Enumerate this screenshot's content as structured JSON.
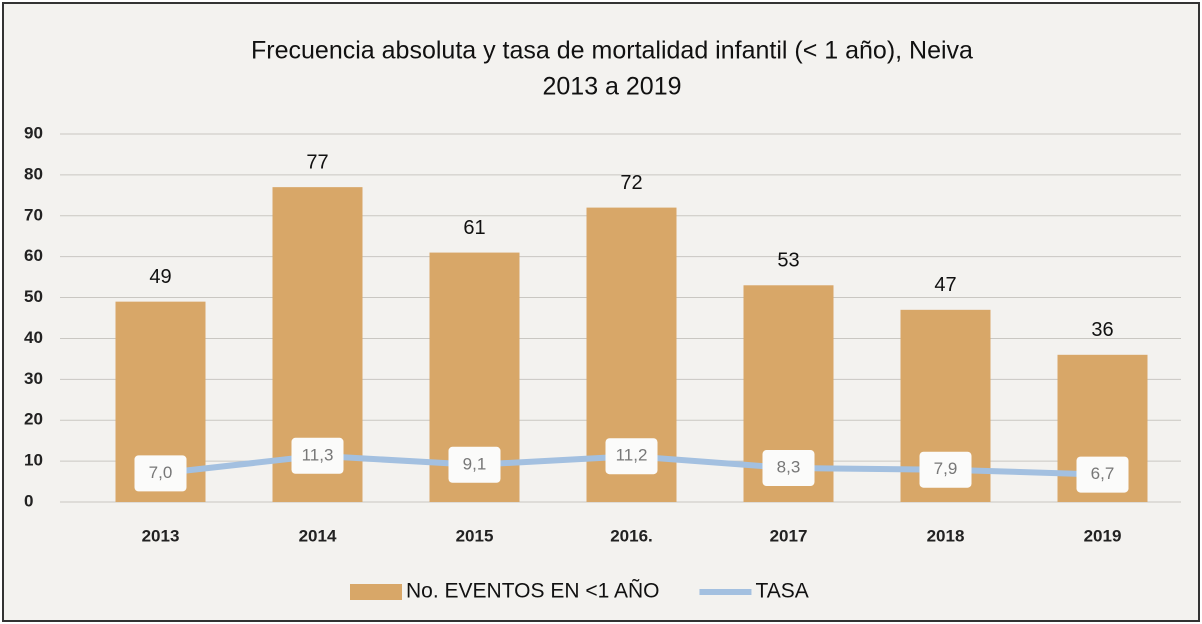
{
  "chart_data": {
    "type": "bar",
    "title": [
      "Frecuencia absoluta y tasa de mortalidad infantil (< 1 año), Neiva",
      "2013 a 2019"
    ],
    "categories": [
      "2013",
      "2014",
      "2015",
      "2016.",
      "2017",
      "2018",
      "2019"
    ],
    "series": [
      {
        "name": "No. EVENTOS EN <1 AÑO",
        "type": "bar",
        "color": "#d8a768",
        "values": [
          49,
          77,
          61,
          72,
          53,
          47,
          36
        ]
      },
      {
        "name": "TASA",
        "type": "line",
        "color": "#a3c0e0",
        "values": [
          7.0,
          11.3,
          9.1,
          11.2,
          8.3,
          7.9,
          6.7
        ],
        "value_labels": [
          "7,0",
          "11,3",
          "9,1",
          "11,2",
          "8,3",
          "7,9",
          "6,7"
        ]
      }
    ],
    "ylim": [
      0,
      90
    ],
    "yticks": [
      0,
      10,
      20,
      30,
      40,
      50,
      60,
      70,
      80,
      90
    ],
    "grid": true,
    "legend": "bottom"
  }
}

══════════

Could you repeat all of the material exactly? Pictures should not be copied.

Answer to this task.
Enumerate this screenshot's content as structured JSON.
{
  "chart_data": {
    "type": "bar",
    "title": [
      "Frecuencia absoluta y tasa de mortalidad infantil (< 1 año), Neiva",
      "2013 a 2019"
    ],
    "categories": [
      "2013",
      "2014",
      "2015",
      "2016.",
      "2017",
      "2018",
      "2019"
    ],
    "series": [
      {
        "name": "No. EVENTOS EN <1 AÑO",
        "type": "bar",
        "color": "#d8a768",
        "values": [
          49,
          77,
          61,
          72,
          53,
          47,
          36
        ]
      },
      {
        "name": "TASA",
        "type": "line",
        "color": "#a3c0e0",
        "values": [
          7.0,
          11.3,
          9.1,
          11.2,
          8.3,
          7.9,
          6.7
        ],
        "value_labels": [
          "7,0",
          "11,3",
          "9,1",
          "11,2",
          "8,3",
          "7,9",
          "6,7"
        ]
      }
    ],
    "ylim": [
      0,
      90
    ],
    "yticks": [
      0,
      10,
      20,
      30,
      40,
      50,
      60,
      70,
      80,
      90
    ],
    "grid": true,
    "legend": "bottom"
  }
}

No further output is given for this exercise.